Stored items from a collection:
● ● ●

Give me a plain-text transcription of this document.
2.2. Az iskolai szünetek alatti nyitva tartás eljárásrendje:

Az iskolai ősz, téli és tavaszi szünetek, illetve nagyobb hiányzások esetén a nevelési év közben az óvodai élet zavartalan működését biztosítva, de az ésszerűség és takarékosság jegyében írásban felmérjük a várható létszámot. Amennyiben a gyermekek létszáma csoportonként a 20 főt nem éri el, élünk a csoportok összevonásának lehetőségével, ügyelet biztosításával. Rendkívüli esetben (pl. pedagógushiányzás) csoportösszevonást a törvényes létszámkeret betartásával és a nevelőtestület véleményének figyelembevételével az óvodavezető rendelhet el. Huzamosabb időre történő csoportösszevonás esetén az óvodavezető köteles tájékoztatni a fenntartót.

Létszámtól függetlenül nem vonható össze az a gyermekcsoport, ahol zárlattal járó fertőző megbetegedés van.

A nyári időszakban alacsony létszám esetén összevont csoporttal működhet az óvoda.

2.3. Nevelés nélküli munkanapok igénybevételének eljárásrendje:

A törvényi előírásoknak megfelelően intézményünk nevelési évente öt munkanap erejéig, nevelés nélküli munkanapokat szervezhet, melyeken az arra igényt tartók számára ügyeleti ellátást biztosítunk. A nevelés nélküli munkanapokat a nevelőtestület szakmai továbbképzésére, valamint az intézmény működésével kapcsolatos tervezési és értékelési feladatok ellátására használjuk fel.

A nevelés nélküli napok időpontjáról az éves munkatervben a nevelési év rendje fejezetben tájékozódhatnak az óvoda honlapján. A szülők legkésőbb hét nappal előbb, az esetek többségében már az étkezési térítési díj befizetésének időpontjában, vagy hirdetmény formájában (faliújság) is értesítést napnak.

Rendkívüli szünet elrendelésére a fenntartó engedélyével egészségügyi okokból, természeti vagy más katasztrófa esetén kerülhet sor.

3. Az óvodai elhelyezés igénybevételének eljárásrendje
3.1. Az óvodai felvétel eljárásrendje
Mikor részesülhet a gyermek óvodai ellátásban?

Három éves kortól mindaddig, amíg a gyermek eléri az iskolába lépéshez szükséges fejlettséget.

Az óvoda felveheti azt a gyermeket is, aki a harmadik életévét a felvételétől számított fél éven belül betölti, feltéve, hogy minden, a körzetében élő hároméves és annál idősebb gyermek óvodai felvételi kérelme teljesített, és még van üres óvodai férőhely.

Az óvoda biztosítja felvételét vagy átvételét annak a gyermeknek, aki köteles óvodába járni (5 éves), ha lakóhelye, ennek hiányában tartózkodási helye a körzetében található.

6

● ● ●

◆ Directive: All of the data needs to be reproduced exactly, with no line missing.

◆ Answer to this task:
Give me a plain-text transcription of this document.
2.2. Az iskolai szünetek alatti nyitva tartás eljárásrendje:

Az iskolai ősz, téli és tavaszi szünetek, illetve nagyobb hiányzások esetén a nevelési év közben az óvodai élet zavartalan működését biztosítva, de az ésszerűség és takarékosság jegyében írásban felmérjük a várható létszámot. Amennyiben a gyermekek létszáma csoportonként a 20 főt nem éri el, élünk a csoportok összevonásának lehetőségével, ügyelet biztosításával. Rendkívüli esetben (pl. pedagógushiányzás) csoportösszevonást a törvényes létszámkeret betartásával és a nevelőtestület véleményének figyelembevételével az óvodavezető rendelhet el. Huzamosabb időre történő csoportösszevonás esetén az óvodavezető köteles tájékoztatni a fenntartót.

Létszámtól függetlenül nem vonható össze az a gyermekcsoport, ahol zárlattal járó fertőző megbetegedés van.

A nyári időszakban alacsony létszám esetén összevont csoporttal működhet az óvoda.

2.3. Nevelés nélküli munkanapok igénybevételének eljárásrendje:

A törvényi előírásoknak megfelelően intézményünk nevelési évente öt munkanap erejéig, nevelés nélküli munkanapokat szervezhet, melyeken az arra igényt tartók számára ügyeleti ellátást biztosítunk. A nevelés nélküli munkanapokat a nevelőtestület szakmai továbbképzésére, valamint az intézmény működésével kapcsolatos tervezési és értékelési feladatok ellátására használjuk fel.

A nevelés nélküli napok időpontjáról az éves munkatervben a nevelési év rendje fejezetben tájékozódhatnak az óvoda honlapján. A szülők legkésőbb hét nappal előbb, az esetek többségében már az étkezési térítési díj befizetésének időpontjában, vagy hirdetmény formájában (faliújság) is értesítést napnak.

Rendkívüli szünet elrendelésére a fenntartó engedélyével egészségügyi okokból, természeti vagy más katasztrófa esetén kerülhet sor.

3. Az óvodai elhelyezés igénybevételének eljárásrendje
3.1. Az óvodai felvétel eljárásrendje
Mikor részesülhet a gyermek óvodai ellátásban?

Három éves kortól mindaddig, amíg a gyermek eléri az iskolába lépéshez szükséges fejlettséget.

Az óvoda felveheti azt a gyermeket is, aki a harmadik életévét a felvételétől számított fél éven belül betölti, feltéve, hogy minden, a körzetében élő hároméves és annál idősebb gyermek óvodai felvételi kérelme teljesített, és még van üres óvodai férőhely.

Az óvoda biztosítja felvételét vagy átvételét annak a gyermeknek, aki köteles óvodába járni (5 éves), ha lakóhelye, ennek hiányában tartózkodási helye a körzetében található.

6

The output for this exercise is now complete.